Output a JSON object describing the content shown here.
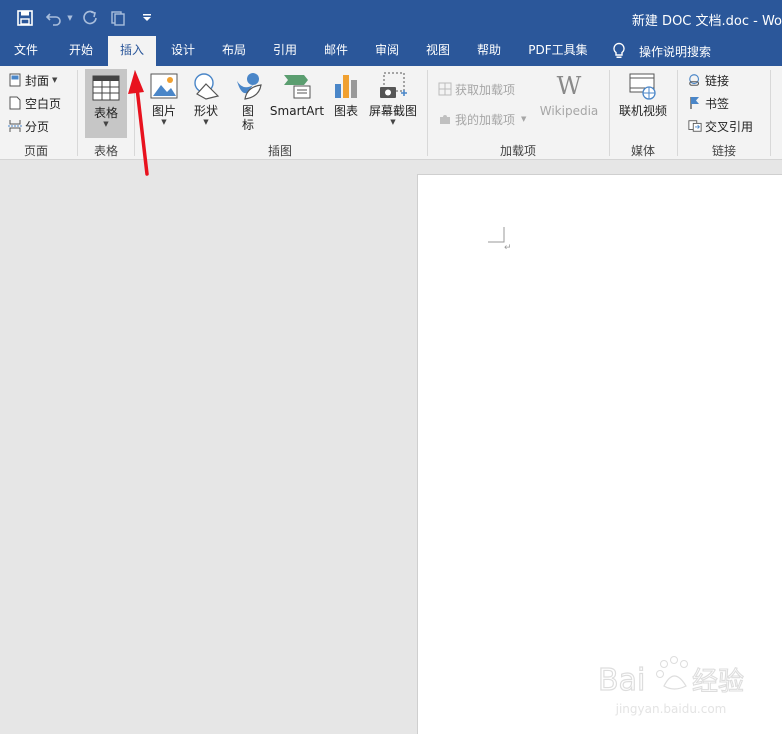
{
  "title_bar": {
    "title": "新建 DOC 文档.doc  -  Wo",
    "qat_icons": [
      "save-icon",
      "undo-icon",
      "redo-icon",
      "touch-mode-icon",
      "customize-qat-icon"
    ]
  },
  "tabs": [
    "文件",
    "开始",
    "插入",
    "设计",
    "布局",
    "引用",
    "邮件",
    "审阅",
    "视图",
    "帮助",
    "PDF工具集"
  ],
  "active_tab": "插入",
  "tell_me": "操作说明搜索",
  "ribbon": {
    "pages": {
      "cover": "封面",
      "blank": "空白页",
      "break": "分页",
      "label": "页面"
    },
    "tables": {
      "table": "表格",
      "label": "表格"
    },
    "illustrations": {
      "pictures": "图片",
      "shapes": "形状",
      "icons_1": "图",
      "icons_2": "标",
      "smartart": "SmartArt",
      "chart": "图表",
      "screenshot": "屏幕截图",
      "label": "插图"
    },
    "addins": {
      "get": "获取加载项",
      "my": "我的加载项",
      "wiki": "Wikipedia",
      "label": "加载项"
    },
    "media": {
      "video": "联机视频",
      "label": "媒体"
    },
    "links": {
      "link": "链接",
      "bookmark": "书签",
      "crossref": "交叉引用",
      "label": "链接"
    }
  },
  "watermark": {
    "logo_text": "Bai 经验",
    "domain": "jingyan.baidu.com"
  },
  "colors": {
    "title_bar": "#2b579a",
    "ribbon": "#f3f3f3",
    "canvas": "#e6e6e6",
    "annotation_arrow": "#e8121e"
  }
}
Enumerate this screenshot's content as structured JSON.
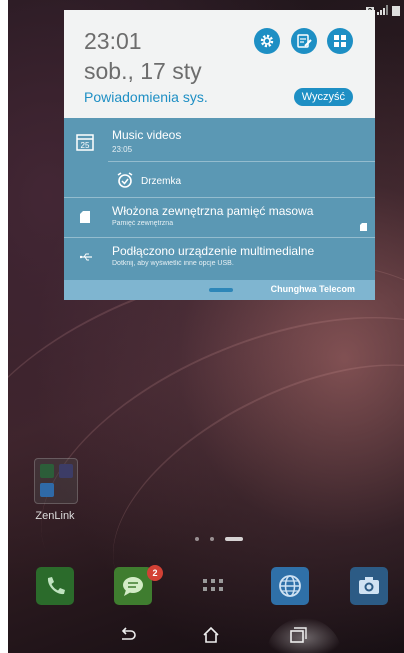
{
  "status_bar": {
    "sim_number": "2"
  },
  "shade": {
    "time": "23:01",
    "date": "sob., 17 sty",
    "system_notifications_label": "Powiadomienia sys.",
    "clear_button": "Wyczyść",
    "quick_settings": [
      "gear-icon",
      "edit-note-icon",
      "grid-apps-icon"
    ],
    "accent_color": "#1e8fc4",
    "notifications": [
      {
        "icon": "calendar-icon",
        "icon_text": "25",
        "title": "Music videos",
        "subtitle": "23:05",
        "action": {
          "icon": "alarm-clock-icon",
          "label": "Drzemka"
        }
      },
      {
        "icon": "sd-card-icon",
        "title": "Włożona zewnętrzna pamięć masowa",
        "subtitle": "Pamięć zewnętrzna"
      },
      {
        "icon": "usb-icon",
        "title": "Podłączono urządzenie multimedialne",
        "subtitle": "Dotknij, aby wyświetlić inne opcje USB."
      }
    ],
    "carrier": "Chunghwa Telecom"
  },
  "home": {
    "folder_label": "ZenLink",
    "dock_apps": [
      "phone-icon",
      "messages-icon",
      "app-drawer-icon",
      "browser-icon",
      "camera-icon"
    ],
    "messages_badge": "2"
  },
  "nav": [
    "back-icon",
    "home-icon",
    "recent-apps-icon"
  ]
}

= = =

:: Task to carry out ::
Every line of text is to be repeated exactly; pictures are left out.

:: Exercise result ::
Output a JSON object describing the content shown here.
{
  "title_bar": {
    "title": "新建 DOC 文档.doc  -  Wo",
    "qat_icons": [
      "save-icon",
      "undo-icon",
      "redo-icon",
      "touch-mode-icon",
      "customize-qat-icon"
    ]
  },
  "tabs": [
    "文件",
    "开始",
    "插入",
    "设计",
    "布局",
    "引用",
    "邮件",
    "审阅",
    "视图",
    "帮助",
    "PDF工具集"
  ],
  "active_tab": "插入",
  "tell_me": "操作说明搜索",
  "ribbon": {
    "pages": {
      "cover": "封面",
      "blank": "空白页",
      "break": "分页",
      "label": "页面"
    },
    "tables": {
      "table": "表格",
      "label": "表格"
    },
    "illustrations": {
      "pictures": "图片",
      "shapes": "形状",
      "icons_1": "图",
      "icons_2": "标",
      "smartart": "SmartArt",
      "chart": "图表",
      "screenshot": "屏幕截图",
      "label": "插图"
    },
    "addins": {
      "get": "获取加载项",
      "my": "我的加载项",
      "wiki": "Wikipedia",
      "label": "加载项"
    },
    "media": {
      "video": "联机视频",
      "label": "媒体"
    },
    "links": {
      "link": "链接",
      "bookmark": "书签",
      "crossref": "交叉引用",
      "label": "链接"
    }
  },
  "watermark": {
    "logo_text": "Bai 经验",
    "domain": "jingyan.baidu.com"
  },
  "colors": {
    "title_bar": "#2b579a",
    "ribbon": "#f3f3f3",
    "canvas": "#e6e6e6",
    "annotation_arrow": "#e8121e"
  }
}
Enumerate this screenshot's content as structured JSON.
{
  "status_bar": {
    "sim_number": "2"
  },
  "shade": {
    "time": "23:01",
    "date": "sob., 17 sty",
    "system_notifications_label": "Powiadomienia sys.",
    "clear_button": "Wyczyść",
    "quick_settings": [
      "gear-icon",
      "edit-note-icon",
      "grid-apps-icon"
    ],
    "accent_color": "#1e8fc4",
    "notifications": [
      {
        "icon": "calendar-icon",
        "icon_text": "25",
        "title": "Music videos",
        "subtitle": "23:05",
        "action": {
          "icon": "alarm-clock-icon",
          "label": "Drzemka"
        }
      },
      {
        "icon": "sd-card-icon",
        "title": "Włożona zewnętrzna pamięć masowa",
        "subtitle": "Pamięć zewnętrzna"
      },
      {
        "icon": "usb-icon",
        "title": "Podłączono urządzenie multimedialne",
        "subtitle": "Dotknij, aby wyświetlić inne opcje USB."
      }
    ],
    "carrier": "Chunghwa Telecom"
  },
  "home": {
    "folder_label": "ZenLink",
    "dock_apps": [
      "phone-icon",
      "messages-icon",
      "app-drawer-icon",
      "browser-icon",
      "camera-icon"
    ],
    "messages_badge": "2"
  },
  "nav": [
    "back-icon",
    "home-icon",
    "recent-apps-icon"
  ]
}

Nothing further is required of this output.